Extracted records:

┄┄┄┄┄┄┄┄┄┄

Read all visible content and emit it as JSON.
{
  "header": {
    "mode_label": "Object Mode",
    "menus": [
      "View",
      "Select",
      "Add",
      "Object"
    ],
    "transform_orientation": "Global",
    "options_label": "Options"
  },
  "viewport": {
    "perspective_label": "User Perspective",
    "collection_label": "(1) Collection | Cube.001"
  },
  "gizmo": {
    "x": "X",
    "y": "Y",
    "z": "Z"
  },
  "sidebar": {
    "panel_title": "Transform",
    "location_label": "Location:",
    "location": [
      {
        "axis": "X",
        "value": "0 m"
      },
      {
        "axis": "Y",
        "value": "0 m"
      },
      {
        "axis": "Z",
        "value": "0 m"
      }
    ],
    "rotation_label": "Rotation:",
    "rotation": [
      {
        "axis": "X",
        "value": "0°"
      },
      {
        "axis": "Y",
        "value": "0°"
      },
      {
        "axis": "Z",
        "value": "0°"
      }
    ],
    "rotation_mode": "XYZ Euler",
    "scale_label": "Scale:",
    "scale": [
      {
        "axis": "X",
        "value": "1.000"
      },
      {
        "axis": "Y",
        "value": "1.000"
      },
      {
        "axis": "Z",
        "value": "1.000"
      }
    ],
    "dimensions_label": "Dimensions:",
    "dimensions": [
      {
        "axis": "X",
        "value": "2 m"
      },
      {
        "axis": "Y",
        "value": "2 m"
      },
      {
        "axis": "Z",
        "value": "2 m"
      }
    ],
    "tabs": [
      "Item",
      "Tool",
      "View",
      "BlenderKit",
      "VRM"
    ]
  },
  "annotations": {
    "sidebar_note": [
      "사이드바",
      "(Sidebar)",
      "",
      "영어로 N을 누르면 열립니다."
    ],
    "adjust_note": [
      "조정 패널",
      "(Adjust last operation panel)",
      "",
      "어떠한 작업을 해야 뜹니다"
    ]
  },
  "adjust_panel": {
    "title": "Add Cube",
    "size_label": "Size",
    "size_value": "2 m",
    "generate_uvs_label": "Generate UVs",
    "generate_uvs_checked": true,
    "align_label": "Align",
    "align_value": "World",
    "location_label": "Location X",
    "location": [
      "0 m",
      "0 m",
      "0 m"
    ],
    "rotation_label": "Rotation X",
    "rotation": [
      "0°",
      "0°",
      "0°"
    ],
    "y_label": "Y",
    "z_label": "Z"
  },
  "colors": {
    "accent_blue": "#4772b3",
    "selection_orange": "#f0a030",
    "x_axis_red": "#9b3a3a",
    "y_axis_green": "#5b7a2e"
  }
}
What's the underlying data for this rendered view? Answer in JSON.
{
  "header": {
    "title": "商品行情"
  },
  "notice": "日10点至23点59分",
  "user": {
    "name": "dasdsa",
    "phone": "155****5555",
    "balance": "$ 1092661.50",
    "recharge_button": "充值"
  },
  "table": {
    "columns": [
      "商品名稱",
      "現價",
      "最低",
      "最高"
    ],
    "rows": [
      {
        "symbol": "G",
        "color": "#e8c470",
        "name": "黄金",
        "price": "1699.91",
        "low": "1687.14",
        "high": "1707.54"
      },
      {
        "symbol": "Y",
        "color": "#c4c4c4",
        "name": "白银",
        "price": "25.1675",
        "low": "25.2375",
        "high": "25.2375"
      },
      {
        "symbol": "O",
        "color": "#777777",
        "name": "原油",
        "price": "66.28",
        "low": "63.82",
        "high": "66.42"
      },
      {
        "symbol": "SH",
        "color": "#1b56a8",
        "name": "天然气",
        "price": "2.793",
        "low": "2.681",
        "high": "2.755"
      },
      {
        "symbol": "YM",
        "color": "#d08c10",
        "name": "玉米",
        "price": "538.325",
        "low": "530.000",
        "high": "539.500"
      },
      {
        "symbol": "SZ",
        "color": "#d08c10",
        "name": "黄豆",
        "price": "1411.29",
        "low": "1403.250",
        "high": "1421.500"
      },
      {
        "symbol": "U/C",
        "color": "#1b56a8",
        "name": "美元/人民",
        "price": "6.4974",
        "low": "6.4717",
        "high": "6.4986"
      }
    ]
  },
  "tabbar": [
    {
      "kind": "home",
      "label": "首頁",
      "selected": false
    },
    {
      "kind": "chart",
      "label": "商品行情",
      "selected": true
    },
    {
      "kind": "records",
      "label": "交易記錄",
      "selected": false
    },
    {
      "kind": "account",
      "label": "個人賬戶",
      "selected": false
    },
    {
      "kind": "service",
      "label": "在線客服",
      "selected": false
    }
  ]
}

┄┄┄┄┄┄┄┄┄┄

Instruction:
Filter the records for lines holding the string "name". Copy each one.

In response:
    "name": "dasdsa",
        "name": "黄金",
        "name": "白银",
        "name": "原油",
        "name": "天然气",
        "name": "玉米",
        "name": "黄豆",
        "name": "美元/人民",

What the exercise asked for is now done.